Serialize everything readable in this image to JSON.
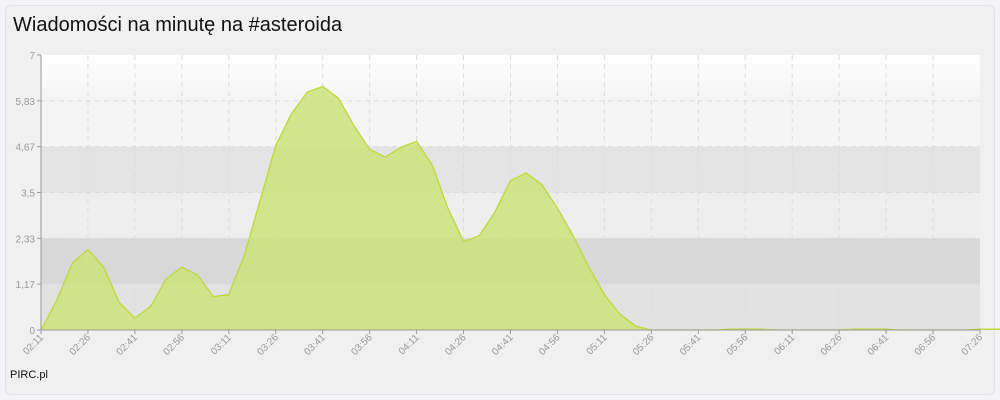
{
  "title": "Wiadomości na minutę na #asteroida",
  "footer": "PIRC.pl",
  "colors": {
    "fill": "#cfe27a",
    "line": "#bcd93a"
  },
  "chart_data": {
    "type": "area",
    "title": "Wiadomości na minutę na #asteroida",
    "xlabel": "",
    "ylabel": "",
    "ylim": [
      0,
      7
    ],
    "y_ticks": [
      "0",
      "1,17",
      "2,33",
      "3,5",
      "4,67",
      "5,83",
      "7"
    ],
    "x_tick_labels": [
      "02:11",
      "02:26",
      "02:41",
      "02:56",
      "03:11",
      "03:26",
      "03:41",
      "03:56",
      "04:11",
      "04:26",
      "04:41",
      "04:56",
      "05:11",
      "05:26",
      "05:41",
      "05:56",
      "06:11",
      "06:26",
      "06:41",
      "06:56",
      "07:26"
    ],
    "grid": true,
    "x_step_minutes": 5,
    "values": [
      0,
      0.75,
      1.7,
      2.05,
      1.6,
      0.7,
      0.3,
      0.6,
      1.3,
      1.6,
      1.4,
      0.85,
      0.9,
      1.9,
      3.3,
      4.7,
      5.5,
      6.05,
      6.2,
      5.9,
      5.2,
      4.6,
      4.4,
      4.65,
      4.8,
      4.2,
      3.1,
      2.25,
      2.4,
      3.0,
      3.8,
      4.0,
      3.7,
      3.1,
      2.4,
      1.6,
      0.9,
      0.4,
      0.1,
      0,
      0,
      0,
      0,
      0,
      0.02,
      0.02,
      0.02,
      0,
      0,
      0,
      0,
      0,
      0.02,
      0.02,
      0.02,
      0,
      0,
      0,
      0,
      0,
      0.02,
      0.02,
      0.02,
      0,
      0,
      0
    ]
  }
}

--- EXERCISE REQUIREMENTS ---
Please write out all of the material above without changing a word, and omit any pictures.

--- PROBLEM SOLUTION ---
Serialize everything readable in this image to JSON.
{
  "title": "Wiadomości na minutę na #asteroida",
  "footer": "PIRC.pl",
  "colors": {
    "fill": "#cfe27a",
    "line": "#bcd93a"
  },
  "chart_data": {
    "type": "area",
    "title": "Wiadomości na minutę na #asteroida",
    "xlabel": "",
    "ylabel": "",
    "ylim": [
      0,
      7
    ],
    "y_ticks": [
      "0",
      "1,17",
      "2,33",
      "3,5",
      "4,67",
      "5,83",
      "7"
    ],
    "x_tick_labels": [
      "02:11",
      "02:26",
      "02:41",
      "02:56",
      "03:11",
      "03:26",
      "03:41",
      "03:56",
      "04:11",
      "04:26",
      "04:41",
      "04:56",
      "05:11",
      "05:26",
      "05:41",
      "05:56",
      "06:11",
      "06:26",
      "06:41",
      "06:56",
      "07:26"
    ],
    "grid": true,
    "x_step_minutes": 5,
    "values": [
      0,
      0.75,
      1.7,
      2.05,
      1.6,
      0.7,
      0.3,
      0.6,
      1.3,
      1.6,
      1.4,
      0.85,
      0.9,
      1.9,
      3.3,
      4.7,
      5.5,
      6.05,
      6.2,
      5.9,
      5.2,
      4.6,
      4.4,
      4.65,
      4.8,
      4.2,
      3.1,
      2.25,
      2.4,
      3.0,
      3.8,
      4.0,
      3.7,
      3.1,
      2.4,
      1.6,
      0.9,
      0.4,
      0.1,
      0,
      0,
      0,
      0,
      0,
      0.02,
      0.02,
      0.02,
      0,
      0,
      0,
      0,
      0,
      0.02,
      0.02,
      0.02,
      0,
      0,
      0,
      0,
      0,
      0.02,
      0.02,
      0.02,
      0,
      0,
      0
    ]
  }
}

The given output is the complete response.